### WHAT YOU HAVE TO DO
What's needed is an exact copy of the lines from the one that contains "Decode this image" to the end of the data below, leaving the pictures out.

--- RECORDS FOR PROCESSING ---

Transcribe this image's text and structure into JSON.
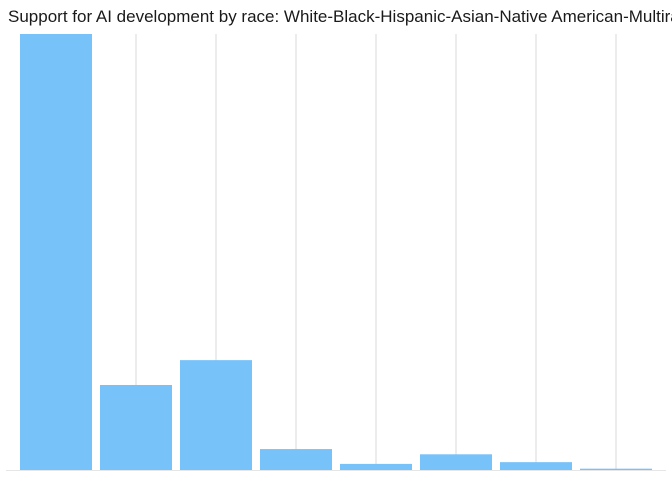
{
  "chart_data": {
    "type": "bar",
    "title": "Support for AI development by race: White-Black-Hispanic-Asian-Native American-Multiracial-Other-Prefer not to say",
    "xlabel": "",
    "ylabel": "",
    "categories": [
      "",
      "",
      "",
      "",
      "",
      "",
      "",
      ""
    ],
    "values": [
      100,
      19.5,
      25.2,
      4.8,
      1.4,
      3.6,
      1.8,
      0.3
    ],
    "ylim": [
      0,
      100
    ],
    "grid": "vertical",
    "legend": "none",
    "bar_color": "#77C2F8",
    "grid_color": "#E6E6E6",
    "axis_color": "#E6E6E6"
  }
}
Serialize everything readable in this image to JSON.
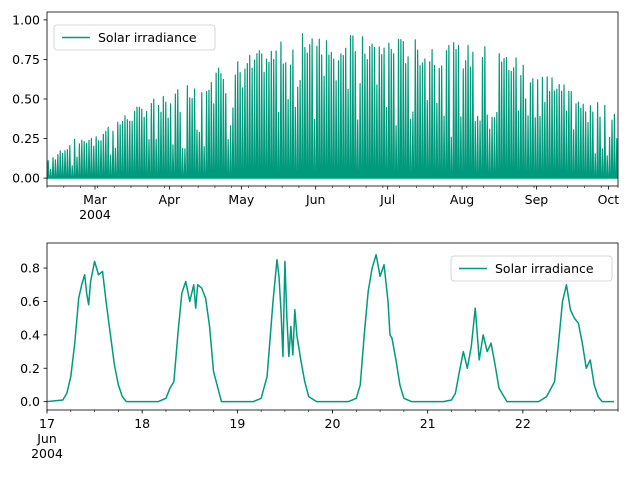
{
  "chart_data": [
    {
      "type": "area",
      "series": [
        {
          "name": "Solar irradiance",
          "color": "#009b7d",
          "daily_peak_x": [
            "2004-02-10",
            "2004-02-20",
            "2004-03-01",
            "2004-03-10",
            "2004-03-20",
            "2004-04-01",
            "2004-04-10",
            "2004-04-20",
            "2004-05-01",
            "2004-05-10",
            "2004-05-20",
            "2004-06-01",
            "2004-06-10",
            "2004-06-20",
            "2004-07-01",
            "2004-07-10",
            "2004-07-20",
            "2004-08-01",
            "2004-08-10",
            "2004-08-20",
            "2004-09-01",
            "2004-09-10",
            "2004-09-20",
            "2004-10-01",
            "2004-10-05"
          ],
          "daily_peak_y": [
            0.12,
            0.24,
            0.3,
            0.38,
            0.47,
            0.55,
            0.62,
            0.7,
            0.76,
            0.82,
            0.88,
            0.98,
            0.92,
            0.9,
            0.9,
            0.88,
            0.87,
            0.85,
            0.84,
            0.8,
            0.72,
            0.63,
            0.55,
            0.44,
            0.46
          ]
        }
      ],
      "x_range": [
        "2004-02-10",
        "2004-10-05"
      ],
      "ylim": [
        -0.05,
        1.05
      ],
      "xticks": [
        {
          "date": "2004-03-01",
          "label": "Mar",
          "sublabel": "2004"
        },
        {
          "date": "2004-04-01",
          "label": "Apr"
        },
        {
          "date": "2004-05-01",
          "label": "May"
        },
        {
          "date": "2004-06-01",
          "label": "Jun"
        },
        {
          "date": "2004-07-01",
          "label": "Jul"
        },
        {
          "date": "2004-08-01",
          "label": "Aug"
        },
        {
          "date": "2004-09-01",
          "label": "Sep"
        },
        {
          "date": "2004-10-01",
          "label": "Oct"
        }
      ],
      "yticks": [
        {
          "value": 0.0,
          "label": "0.00"
        },
        {
          "value": 0.25,
          "label": "0.25"
        },
        {
          "value": 0.5,
          "label": "0.50"
        },
        {
          "value": 0.75,
          "label": "0.75"
        },
        {
          "value": 1.0,
          "label": "1.00"
        }
      ],
      "legend": {
        "label": "Solar irradiance",
        "position": "upper-left"
      },
      "grid": false
    },
    {
      "type": "line",
      "series": [
        {
          "name": "Solar irradiance",
          "color": "#009b7d",
          "x": [
            "2004-06-17 00:00",
            "2004-06-17 04:00",
            "2004-06-17 05:00",
            "2004-06-17 06:00",
            "2004-06-17 07:00",
            "2004-06-17 08:00",
            "2004-06-17 08:45",
            "2004-06-17 09:30",
            "2004-06-17 10:00",
            "2004-06-17 10:30",
            "2004-06-17 11:00",
            "2004-06-17 12:00",
            "2004-06-17 13:00",
            "2004-06-17 14:00",
            "2004-06-17 15:00",
            "2004-06-17 16:00",
            "2004-06-17 17:00",
            "2004-06-17 18:00",
            "2004-06-17 19:00",
            "2004-06-17 20:00",
            "2004-06-18 04:00",
            "2004-06-18 06:00",
            "2004-06-18 07:00",
            "2004-06-18 08:00",
            "2004-06-18 09:00",
            "2004-06-18 10:00",
            "2004-06-18 11:00",
            "2004-06-18 12:00",
            "2004-06-18 13:00",
            "2004-06-18 13:30",
            "2004-06-18 14:00",
            "2004-06-18 15:00",
            "2004-06-18 16:00",
            "2004-06-18 17:00",
            "2004-06-18 18:00",
            "2004-06-18 20:00",
            "2004-06-19 04:00",
            "2004-06-19 06:00",
            "2004-06-19 07:30",
            "2004-06-19 09:00",
            "2004-06-19 10:00",
            "2004-06-19 10:30",
            "2004-06-19 11:00",
            "2004-06-19 11:30",
            "2004-06-19 12:00",
            "2004-06-19 12:30",
            "2004-06-19 13:00",
            "2004-06-19 13:30",
            "2004-06-19 14:00",
            "2004-06-19 14:30",
            "2004-06-19 15:00",
            "2004-06-19 16:00",
            "2004-06-19 17:00",
            "2004-06-19 18:00",
            "2004-06-19 20:00",
            "2004-06-20 04:00",
            "2004-06-20 06:00",
            "2004-06-20 07:00",
            "2004-06-20 08:00",
            "2004-06-20 09:00",
            "2004-06-20 10:00",
            "2004-06-20 11:00",
            "2004-06-20 12:00",
            "2004-06-20 13:00",
            "2004-06-20 14:00",
            "2004-06-20 14:30",
            "2004-06-20 15:00",
            "2004-06-20 16:00",
            "2004-06-20 17:00",
            "2004-06-20 18:00",
            "2004-06-20 20:00",
            "2004-06-21 04:00",
            "2004-06-21 06:00",
            "2004-06-21 07:00",
            "2004-06-21 08:00",
            "2004-06-21 09:00",
            "2004-06-21 10:00",
            "2004-06-21 11:00",
            "2004-06-21 12:00",
            "2004-06-21 13:00",
            "2004-06-21 14:00",
            "2004-06-21 15:00",
            "2004-06-21 16:00",
            "2004-06-21 17:00",
            "2004-06-21 18:00",
            "2004-06-21 20:00",
            "2004-06-22 04:00",
            "2004-06-22 06:00",
            "2004-06-22 08:00",
            "2004-06-22 09:00",
            "2004-06-22 10:00",
            "2004-06-22 11:00",
            "2004-06-22 12:00",
            "2004-06-22 13:00",
            "2004-06-22 14:00",
            "2004-06-22 15:00",
            "2004-06-22 16:00",
            "2004-06-22 17:00",
            "2004-06-22 18:00",
            "2004-06-22 19:00",
            "2004-06-22 20:00",
            "2004-06-22 23:00"
          ],
          "y": [
            0.0,
            0.01,
            0.05,
            0.15,
            0.35,
            0.62,
            0.7,
            0.76,
            0.65,
            0.58,
            0.72,
            0.84,
            0.76,
            0.78,
            0.58,
            0.4,
            0.22,
            0.1,
            0.03,
            0.0,
            0.0,
            0.02,
            0.08,
            0.12,
            0.4,
            0.65,
            0.72,
            0.6,
            0.7,
            0.56,
            0.7,
            0.68,
            0.62,
            0.45,
            0.18,
            0.0,
            0.0,
            0.02,
            0.15,
            0.6,
            0.85,
            0.75,
            0.55,
            0.27,
            0.84,
            0.5,
            0.27,
            0.45,
            0.28,
            0.55,
            0.4,
            0.25,
            0.12,
            0.03,
            0.0,
            0.0,
            0.02,
            0.1,
            0.4,
            0.66,
            0.8,
            0.88,
            0.75,
            0.82,
            0.6,
            0.4,
            0.38,
            0.25,
            0.1,
            0.02,
            0.0,
            0.0,
            0.01,
            0.05,
            0.18,
            0.3,
            0.2,
            0.33,
            0.56,
            0.25,
            0.4,
            0.3,
            0.35,
            0.22,
            0.08,
            0.0,
            0.0,
            0.03,
            0.12,
            0.35,
            0.6,
            0.7,
            0.55,
            0.5,
            0.47,
            0.35,
            0.2,
            0.25,
            0.1,
            0.03,
            0.0,
            0.0
          ]
        }
      ],
      "x_range": [
        "2004-06-17 00:00",
        "2004-06-23 00:00"
      ],
      "ylim": [
        -0.05,
        0.95
      ],
      "xticks": [
        {
          "date": "2004-06-17 00:00",
          "label": "17",
          "sublabel": "Jun",
          "sublabel2": "2004"
        },
        {
          "date": "2004-06-18 00:00",
          "label": "18"
        },
        {
          "date": "2004-06-19 00:00",
          "label": "19"
        },
        {
          "date": "2004-06-20 00:00",
          "label": "20"
        },
        {
          "date": "2004-06-21 00:00",
          "label": "21"
        },
        {
          "date": "2004-06-22 00:00",
          "label": "22"
        }
      ],
      "yticks": [
        {
          "value": 0.0,
          "label": "0.0"
        },
        {
          "value": 0.2,
          "label": "0.2"
        },
        {
          "value": 0.4,
          "label": "0.4"
        },
        {
          "value": 0.6,
          "label": "0.6"
        },
        {
          "value": 0.8,
          "label": "0.8"
        }
      ],
      "legend": {
        "label": "Solar irradiance",
        "position": "upper-right"
      },
      "grid": false
    }
  ]
}
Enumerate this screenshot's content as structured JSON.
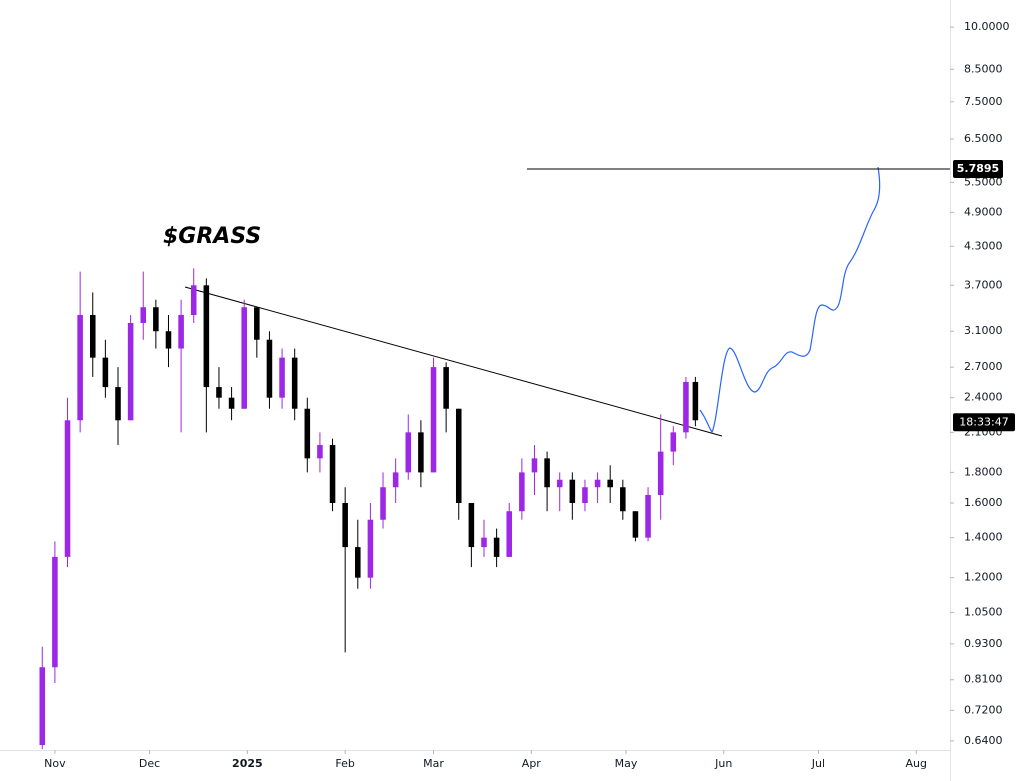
{
  "chart_data": {
    "type": "candlestick",
    "title": "$GRASS",
    "log_scale": true,
    "grid": false,
    "up_color": "#9c27e6",
    "down_color": "#000000",
    "x": [
      -4,
      0,
      4,
      8,
      12,
      16,
      20,
      24,
      28,
      32,
      36,
      40,
      44,
      48,
      52,
      56,
      60,
      64,
      68,
      72,
      76,
      80,
      84,
      88,
      92,
      96,
      100,
      104,
      108,
      112,
      116,
      120,
      124,
      128,
      132,
      136,
      140,
      144,
      148,
      152,
      156,
      160,
      164,
      168,
      172,
      176,
      180,
      184,
      188,
      192,
      196,
      200,
      203
    ],
    "open": [
      0.63,
      0.85,
      1.3,
      2.2,
      3.3,
      2.8,
      2.5,
      2.2,
      3.2,
      3.4,
      3.1,
      2.9,
      3.3,
      3.7,
      2.5,
      2.4,
      2.3,
      3.4,
      3.0,
      2.4,
      2.8,
      2.3,
      1.9,
      2.0,
      1.6,
      1.35,
      1.2,
      1.5,
      1.7,
      1.8,
      2.1,
      1.8,
      2.7,
      2.3,
      1.6,
      1.35,
      1.4,
      1.3,
      1.55,
      1.8,
      1.9,
      1.7,
      1.75,
      1.6,
      1.7,
      1.75,
      1.7,
      1.55,
      1.4,
      1.65,
      1.95,
      2.1,
      2.55
    ],
    "high": [
      0.92,
      1.38,
      2.4,
      3.9,
      3.6,
      3.0,
      2.7,
      3.3,
      3.9,
      3.5,
      3.3,
      3.5,
      3.95,
      3.8,
      2.7,
      2.5,
      3.5,
      3.4,
      3.1,
      2.9,
      2.9,
      2.4,
      2.1,
      2.05,
      1.7,
      1.5,
      1.6,
      1.8,
      1.9,
      2.25,
      2.2,
      2.8,
      2.75,
      2.3,
      1.6,
      1.5,
      1.45,
      1.6,
      1.9,
      2.0,
      1.95,
      1.8,
      1.8,
      1.75,
      1.8,
      1.85,
      1.75,
      1.55,
      1.7,
      2.25,
      2.15,
      2.6,
      2.6
    ],
    "low": [
      0.62,
      0.8,
      1.25,
      2.1,
      2.6,
      2.4,
      2.0,
      2.2,
      3.0,
      2.9,
      2.7,
      2.1,
      3.2,
      2.1,
      2.3,
      2.2,
      2.3,
      2.8,
      2.3,
      2.3,
      2.2,
      1.8,
      1.8,
      1.55,
      0.9,
      1.15,
      1.15,
      1.45,
      1.6,
      1.75,
      1.7,
      1.8,
      2.1,
      1.5,
      1.25,
      1.3,
      1.25,
      1.3,
      1.5,
      1.65,
      1.55,
      1.55,
      1.5,
      1.55,
      1.6,
      1.6,
      1.5,
      1.38,
      1.38,
      1.5,
      1.85,
      2.05,
      2.15
    ],
    "close": [
      0.85,
      1.3,
      2.2,
      3.3,
      2.8,
      2.5,
      2.2,
      3.2,
      3.4,
      3.1,
      2.9,
      3.3,
      3.7,
      2.5,
      2.4,
      2.3,
      3.4,
      3.0,
      2.4,
      2.8,
      2.3,
      1.9,
      2.0,
      1.6,
      1.35,
      1.2,
      1.5,
      1.7,
      1.8,
      2.1,
      1.8,
      2.7,
      2.3,
      1.6,
      1.35,
      1.4,
      1.3,
      1.55,
      1.8,
      1.9,
      1.7,
      1.75,
      1.6,
      1.7,
      1.75,
      1.7,
      1.55,
      1.4,
      1.65,
      1.95,
      2.1,
      2.55,
      2.2
    ],
    "xlim": [
      -17.4,
      283.7
    ],
    "xticks": [
      {
        "value": 0,
        "label": "Nov"
      },
      {
        "value": 30,
        "label": "Dec"
      },
      {
        "value": 61,
        "label": "2025"
      },
      {
        "value": 92,
        "label": "Feb"
      },
      {
        "value": 120,
        "label": "Mar"
      },
      {
        "value": 151,
        "label": "Apr"
      },
      {
        "value": 181,
        "label": "May"
      },
      {
        "value": 212,
        "label": "Jun"
      },
      {
        "value": 242,
        "label": "Jul"
      },
      {
        "value": 273,
        "label": "Aug"
      }
    ],
    "ylim": [
      0.618,
      11.1
    ],
    "yticks": [
      {
        "value": 10,
        "label": "10.0000"
      },
      {
        "value": 8.5,
        "label": "8.5000"
      },
      {
        "value": 7.5,
        "label": "7.5000"
      },
      {
        "value": 6.5,
        "label": "6.5000"
      },
      {
        "value": 5.5,
        "label": "5.5000"
      },
      {
        "value": 4.9,
        "label": "4.9000"
      },
      {
        "value": 4.3,
        "label": "4.3000"
      },
      {
        "value": 3.7,
        "label": "3.7000"
      },
      {
        "value": 3.1,
        "label": "3.1000"
      },
      {
        "value": 2.7,
        "label": "2.7000"
      },
      {
        "value": 2.4,
        "label": "2.4000"
      },
      {
        "value": 2.1,
        "label": "2.1000"
      },
      {
        "value": 1.8,
        "label": "1.8000"
      },
      {
        "value": 1.6,
        "label": "1.6000"
      },
      {
        "value": 1.4,
        "label": "1.4000"
      },
      {
        "value": 1.2,
        "label": "1.2000"
      },
      {
        "value": 1.05,
        "label": "1.0500"
      },
      {
        "value": 0.93,
        "label": "0.9300"
      },
      {
        "value": 0.81,
        "label": "0.8100"
      },
      {
        "value": 0.72,
        "label": "0.7200"
      },
      {
        "value": 0.64,
        "label": "0.6400"
      }
    ],
    "target_level": 5.7895,
    "countdown": "18:33:47"
  }
}
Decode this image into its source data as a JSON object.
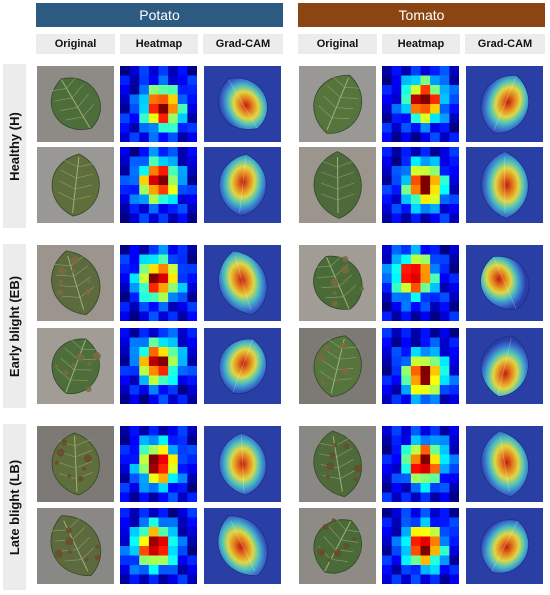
{
  "colors": {
    "potato_banner": "#2d5a80",
    "tomato_banner": "#8b4513"
  },
  "groups": [
    {
      "key": "potato",
      "label": "Potato"
    },
    {
      "key": "tomato",
      "label": "Tomato"
    }
  ],
  "column_headers": [
    "Original",
    "Heatmap",
    "Grad-CAM"
  ],
  "row_labels": [
    "Healthy (H)",
    "Early blight (EB)",
    "Late blight (LB)"
  ],
  "panel_types": [
    "original-leaf-photo",
    "heatmap-grid",
    "grad-cam-overlay"
  ]
}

---

### RESULT OF THE TASK
Decode this image into its source data as a JSON object.
{
  "colors": {
    "potato_banner": "#2d5a80",
    "tomato_banner": "#8b4513"
  },
  "groups": [
    {
      "key": "potato",
      "label": "Potato"
    },
    {
      "key": "tomato",
      "label": "Tomato"
    }
  ],
  "column_headers": [
    "Original",
    "Heatmap",
    "Grad-CAM"
  ],
  "row_labels": [
    "Healthy (H)",
    "Early blight (EB)",
    "Late blight (LB)"
  ],
  "panel_types": [
    "original-leaf-photo",
    "heatmap-grid",
    "grad-cam-overlay"
  ]
}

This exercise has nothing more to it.